◆ WHAT IS REQUIRED: Quote all of the data that follows exactly as written, skipping the images.

◆ ITEMS:
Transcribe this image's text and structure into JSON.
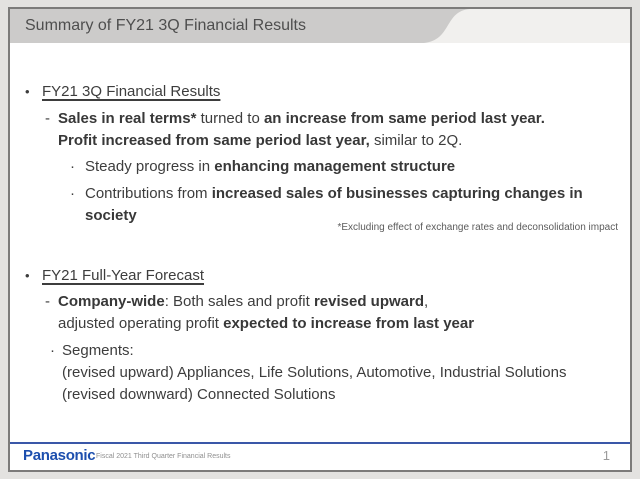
{
  "header": {
    "title": "Summary of FY21 3Q Financial Results",
    "band_color": "#cccbca",
    "band_accent_color": "#f1f0ee",
    "title_color": "#4e4e4e"
  },
  "content": {
    "text_color": "#3d3d3d",
    "sections": [
      {
        "marker": "•",
        "heading": "FY21 3Q Financial Results",
        "sub_marker": "-",
        "sub_runs": [
          {
            "t": "Sales in real terms*",
            "b": true
          },
          {
            "t": " turned to ",
            "b": false
          },
          {
            "t": "an increase from same period last year.",
            "b": true
          },
          {
            "t": "\n",
            "b": false
          },
          {
            "t": "Profit increased from same period last year,",
            "b": true
          },
          {
            "t": " similar to 2Q.",
            "b": false
          }
        ],
        "points": [
          {
            "marker": "·",
            "runs": [
              {
                "t": "Steady progress in ",
                "b": false
              },
              {
                "t": "enhancing management structure",
                "b": true
              }
            ]
          },
          {
            "marker": "·",
            "runs": [
              {
                "t": "Contributions from ",
                "b": false
              },
              {
                "t": "increased sales of businesses capturing changes in\nsociety",
                "b": true
              }
            ]
          }
        ]
      },
      {
        "marker": "•",
        "heading": "FY21 Full-Year Forecast",
        "sub_marker": "-",
        "sub_runs": [
          {
            "t": "Company-wide",
            "b": true
          },
          {
            "t": ": Both sales and profit ",
            "b": false
          },
          {
            "t": "revised upward",
            "b": true
          },
          {
            "t": ",\nadjusted operating profit ",
            "b": false
          },
          {
            "t": "expected to increase from last year",
            "b": true
          }
        ],
        "points": [
          {
            "marker": "·",
            "runs": [
              {
                "t": "Segments:\n(revised upward) Appliances, Life Solutions, Automotive, Industrial Solutions\n(revised downward) Connected Solutions",
                "b": false
              }
            ]
          }
        ]
      }
    ],
    "footnote": "*Excluding effect of exchange rates and deconsolidation impact"
  },
  "footer": {
    "logo_text": "Panasonic",
    "logo_color": "#1d4fae",
    "caption": "Fiscal 2021 Third Quarter Financial Results",
    "page_number": "1",
    "rule_color": "#3a57a8"
  }
}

◆ TASK RESULT:
Transcribe this image's text and structure into JSON.
{
  "header": {
    "title": "Summary of FY21 3Q Financial Results",
    "band_color": "#cccbca",
    "band_accent_color": "#f1f0ee",
    "title_color": "#4e4e4e"
  },
  "content": {
    "text_color": "#3d3d3d",
    "sections": [
      {
        "marker": "•",
        "heading": "FY21 3Q Financial Results",
        "sub_marker": "-",
        "sub_runs": [
          {
            "t": "Sales in real terms*",
            "b": true
          },
          {
            "t": " turned to ",
            "b": false
          },
          {
            "t": "an increase from same period last year.",
            "b": true
          },
          {
            "t": "\n",
            "b": false
          },
          {
            "t": "Profit increased from same period last year,",
            "b": true
          },
          {
            "t": " similar to 2Q.",
            "b": false
          }
        ],
        "points": [
          {
            "marker": "·",
            "runs": [
              {
                "t": "Steady progress in ",
                "b": false
              },
              {
                "t": "enhancing management structure",
                "b": true
              }
            ]
          },
          {
            "marker": "·",
            "runs": [
              {
                "t": "Contributions from ",
                "b": false
              },
              {
                "t": "increased sales of businesses capturing changes in\nsociety",
                "b": true
              }
            ]
          }
        ]
      },
      {
        "marker": "•",
        "heading": "FY21 Full-Year Forecast",
        "sub_marker": "-",
        "sub_runs": [
          {
            "t": "Company-wide",
            "b": true
          },
          {
            "t": ": Both sales and profit ",
            "b": false
          },
          {
            "t": "revised upward",
            "b": true
          },
          {
            "t": ",\nadjusted operating profit ",
            "b": false
          },
          {
            "t": "expected to increase from last year",
            "b": true
          }
        ],
        "points": [
          {
            "marker": "·",
            "runs": [
              {
                "t": "Segments:\n(revised upward) Appliances, Life Solutions, Automotive, Industrial Solutions\n(revised downward) Connected Solutions",
                "b": false
              }
            ]
          }
        ]
      }
    ],
    "footnote": "*Excluding effect of exchange rates and deconsolidation impact"
  },
  "footer": {
    "logo_text": "Panasonic",
    "logo_color": "#1d4fae",
    "caption": "Fiscal 2021 Third Quarter Financial Results",
    "page_number": "1",
    "rule_color": "#3a57a8"
  }
}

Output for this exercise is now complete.